● **Records supplied**

--- BEGIN ---

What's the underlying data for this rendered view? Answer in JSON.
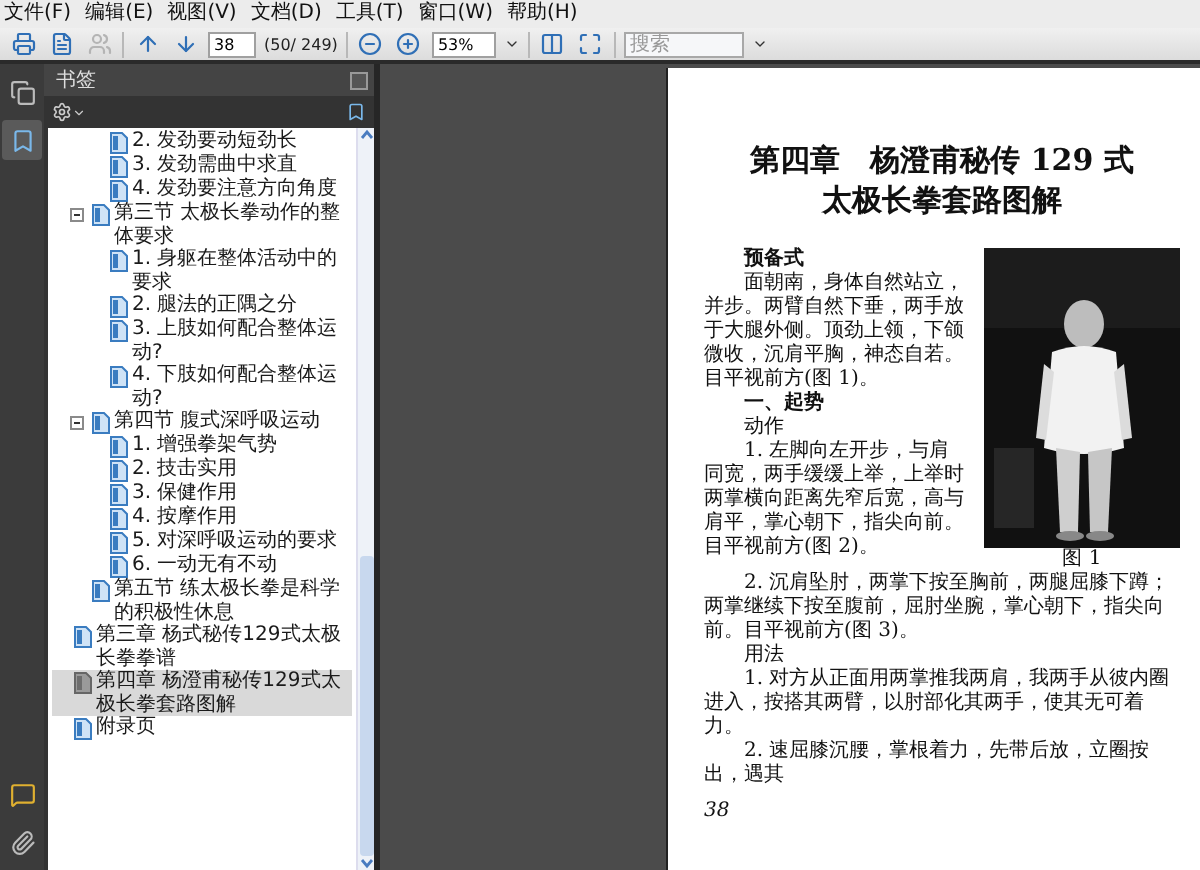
{
  "menu": [
    "文件(F)",
    "编辑(E)",
    "视图(V)",
    "文档(D)",
    "工具(T)",
    "窗口(W)",
    "帮助(H)"
  ],
  "toolbar": [
    {
      "kind": "print",
      "disabled": false
    },
    {
      "kind": "create",
      "disabled": false
    },
    {
      "kind": "collaborate",
      "disabled": true
    },
    {
      "kind": "separator"
    },
    {
      "kind": "prev",
      "disabled": false
    },
    {
      "kind": "next",
      "disabled": false
    },
    {
      "kind": "page_input",
      "value": "38"
    },
    {
      "kind": "page_count",
      "text": "(50/ 249)"
    },
    {
      "kind": "separator"
    },
    {
      "kind": "zoom_out",
      "disabled": false
    },
    {
      "kind": "zoom_in",
      "disabled": false
    },
    {
      "kind": "zoom_input",
      "value": "53%"
    },
    {
      "kind": "separator"
    },
    {
      "kind": "fit_page",
      "disabled": false
    },
    {
      "kind": "full_screen",
      "disabled": false
    },
    {
      "kind": "separator"
    },
    {
      "kind": "search",
      "placeholder": "搜索"
    }
  ],
  "side_tabs": [
    {
      "kind": "pages",
      "selected": false
    },
    {
      "kind": "bookmarks",
      "selected": true
    }
  ],
  "side_tools": [
    {
      "kind": "comments"
    },
    {
      "kind": "attachments"
    }
  ],
  "bookmark_panel": {
    "title": "书签"
  },
  "bookmarks": [
    {
      "children": [
        {
          "children": [
            {
              "label": "2. 发劲要动短劲长",
              "selected": false
            },
            {
              "label": "3. 发劲需曲中求直",
              "selected": false
            },
            {
              "label": "4. 发劲要注意方向角度",
              "selected": false
            }
          ]
        },
        {
          "label": "第三节 太极长拳动作的整体要求",
          "selected": false,
          "expanded": true,
          "children": [
            {
              "label": "1. 身躯在整体活动中的要求",
              "selected": false
            },
            {
              "label": "2. 腿法的正隅之分",
              "selected": false
            },
            {
              "label": "3. 上肢如何配合整体运动?",
              "selected": false
            },
            {
              "label": "4. 下肢如何配合整体运动?",
              "selected": false
            }
          ]
        },
        {
          "label": "第四节 腹式深呼吸运动",
          "selected": false,
          "expanded": true,
          "children": [
            {
              "label": "1. 增强拳架气势",
              "selected": false
            },
            {
              "label": "2. 技击实用",
              "selected": false
            },
            {
              "label": "3. 保健作用",
              "selected": false
            },
            {
              "label": "4. 按摩作用",
              "selected": false
            },
            {
              "label": "5. 对深呼吸运动的要求",
              "selected": false
            },
            {
              "label": "6. 一动无有不动",
              "selected": false
            }
          ]
        },
        {
          "label": "第五节 练太极长拳是科学的积极性休息",
          "selected": false
        }
      ]
    },
    {
      "label": "第三章 杨式秘传129式太极长拳拳谱",
      "selected": false
    },
    {
      "label": "第四章 杨澄甫秘传129式太极长拳套路图解",
      "selected": true
    },
    {
      "label": "附录页",
      "selected": false
    }
  ],
  "page": {
    "title": [
      "第四章　杨澄甫秘传 129 式",
      "太极长拳套路图解"
    ],
    "intro": [
      {
        "kind": "heading",
        "text": "预备式"
      },
      {
        "kind": "paragraph",
        "text": "面朝南，身体自然站立，并步。两臂自然下垂，两手放于大腿外侧。顶劲上领，下颌微收，沉肩平胸，神态自若。目平视前方(图 1)。"
      },
      {
        "kind": "heading",
        "text": "一、起势"
      },
      {
        "kind": "label",
        "text": "动作"
      },
      {
        "kind": "paragraph",
        "text": "1. 左脚向左开步，与肩同宽，两手缓缓上举，上举时两掌横向距离先窄后宽，高与肩平，掌心朝下，指尖向前。目平视前方(图 2)。"
      }
    ],
    "figure": {
      "caption": "图 1"
    },
    "blocks": [
      {
        "kind": "paragraph",
        "text": "2. 沉肩坠肘，两掌下按至胸前，两腿屈膝下蹲；两掌继续下按至腹前，屈肘坐腕，掌心朝下，指尖向前。目平视前方(图 3)。"
      },
      {
        "kind": "label",
        "text": "用法"
      },
      {
        "kind": "paragraph",
        "text": "1. 对方从正面用两掌推我两肩，我两手从彼内圈进入，按搭其两臂，以肘部化其两手，使其无可着力。"
      },
      {
        "kind": "paragraph",
        "text": "2. 速屈膝沉腰，掌根着力，先带后放，立圈按出，遇其"
      }
    ],
    "page_number": "38"
  }
}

--- END ---

● **Problem description**
Repeat the entries exactly and keep the pictures out of the copy.

● **Written answer**
What's the underlying data for this rendered view? Answer in JSON.
{
  "menu": [
    "文件(F)",
    "编辑(E)",
    "视图(V)",
    "文档(D)",
    "工具(T)",
    "窗口(W)",
    "帮助(H)"
  ],
  "toolbar": [
    {
      "kind": "print",
      "disabled": false
    },
    {
      "kind": "create",
      "disabled": false
    },
    {
      "kind": "collaborate",
      "disabled": true
    },
    {
      "kind": "separator"
    },
    {
      "kind": "prev",
      "disabled": false
    },
    {
      "kind": "next",
      "disabled": false
    },
    {
      "kind": "page_input",
      "value": "38"
    },
    {
      "kind": "page_count",
      "text": "(50/ 249)"
    },
    {
      "kind": "separator"
    },
    {
      "kind": "zoom_out",
      "disabled": false
    },
    {
      "kind": "zoom_in",
      "disabled": false
    },
    {
      "kind": "zoom_input",
      "value": "53%"
    },
    {
      "kind": "separator"
    },
    {
      "kind": "fit_page",
      "disabled": false
    },
    {
      "kind": "full_screen",
      "disabled": false
    },
    {
      "kind": "separator"
    },
    {
      "kind": "search",
      "placeholder": "搜索"
    }
  ],
  "side_tabs": [
    {
      "kind": "pages",
      "selected": false
    },
    {
      "kind": "bookmarks",
      "selected": true
    }
  ],
  "side_tools": [
    {
      "kind": "comments"
    },
    {
      "kind": "attachments"
    }
  ],
  "bookmark_panel": {
    "title": "书签"
  },
  "bookmarks": [
    {
      "children": [
        {
          "children": [
            {
              "label": "2. 发劲要动短劲长",
              "selected": false
            },
            {
              "label": "3. 发劲需曲中求直",
              "selected": false
            },
            {
              "label": "4. 发劲要注意方向角度",
              "selected": false
            }
          ]
        },
        {
          "label": "第三节 太极长拳动作的整体要求",
          "selected": false,
          "expanded": true,
          "children": [
            {
              "label": "1. 身躯在整体活动中的要求",
              "selected": false
            },
            {
              "label": "2. 腿法的正隅之分",
              "selected": false
            },
            {
              "label": "3. 上肢如何配合整体运动?",
              "selected": false
            },
            {
              "label": "4. 下肢如何配合整体运动?",
              "selected": false
            }
          ]
        },
        {
          "label": "第四节 腹式深呼吸运动",
          "selected": false,
          "expanded": true,
          "children": [
            {
              "label": "1. 增强拳架气势",
              "selected": false
            },
            {
              "label": "2. 技击实用",
              "selected": false
            },
            {
              "label": "3. 保健作用",
              "selected": false
            },
            {
              "label": "4. 按摩作用",
              "selected": false
            },
            {
              "label": "5. 对深呼吸运动的要求",
              "selected": false
            },
            {
              "label": "6. 一动无有不动",
              "selected": false
            }
          ]
        },
        {
          "label": "第五节 练太极长拳是科学的积极性休息",
          "selected": false
        }
      ]
    },
    {
      "label": "第三章 杨式秘传129式太极长拳拳谱",
      "selected": false
    },
    {
      "label": "第四章 杨澄甫秘传129式太极长拳套路图解",
      "selected": true
    },
    {
      "label": "附录页",
      "selected": false
    }
  ],
  "page": {
    "title": [
      "第四章　杨澄甫秘传 129 式",
      "太极长拳套路图解"
    ],
    "intro": [
      {
        "kind": "heading",
        "text": "预备式"
      },
      {
        "kind": "paragraph",
        "text": "面朝南，身体自然站立，并步。两臂自然下垂，两手放于大腿外侧。顶劲上领，下颌微收，沉肩平胸，神态自若。目平视前方(图 1)。"
      },
      {
        "kind": "heading",
        "text": "一、起势"
      },
      {
        "kind": "label",
        "text": "动作"
      },
      {
        "kind": "paragraph",
        "text": "1. 左脚向左开步，与肩同宽，两手缓缓上举，上举时两掌横向距离先窄后宽，高与肩平，掌心朝下，指尖向前。目平视前方(图 2)。"
      }
    ],
    "figure": {
      "caption": "图 1"
    },
    "blocks": [
      {
        "kind": "paragraph",
        "text": "2. 沉肩坠肘，两掌下按至胸前，两腿屈膝下蹲；两掌继续下按至腹前，屈肘坐腕，掌心朝下，指尖向前。目平视前方(图 3)。"
      },
      {
        "kind": "label",
        "text": "用法"
      },
      {
        "kind": "paragraph",
        "text": "1. 对方从正面用两掌推我两肩，我两手从彼内圈进入，按搭其两臂，以肘部化其两手，使其无可着力。"
      },
      {
        "kind": "paragraph",
        "text": "2. 速屈膝沉腰，掌根着力，先带后放，立圈按出，遇其"
      }
    ],
    "page_number": "38"
  }
}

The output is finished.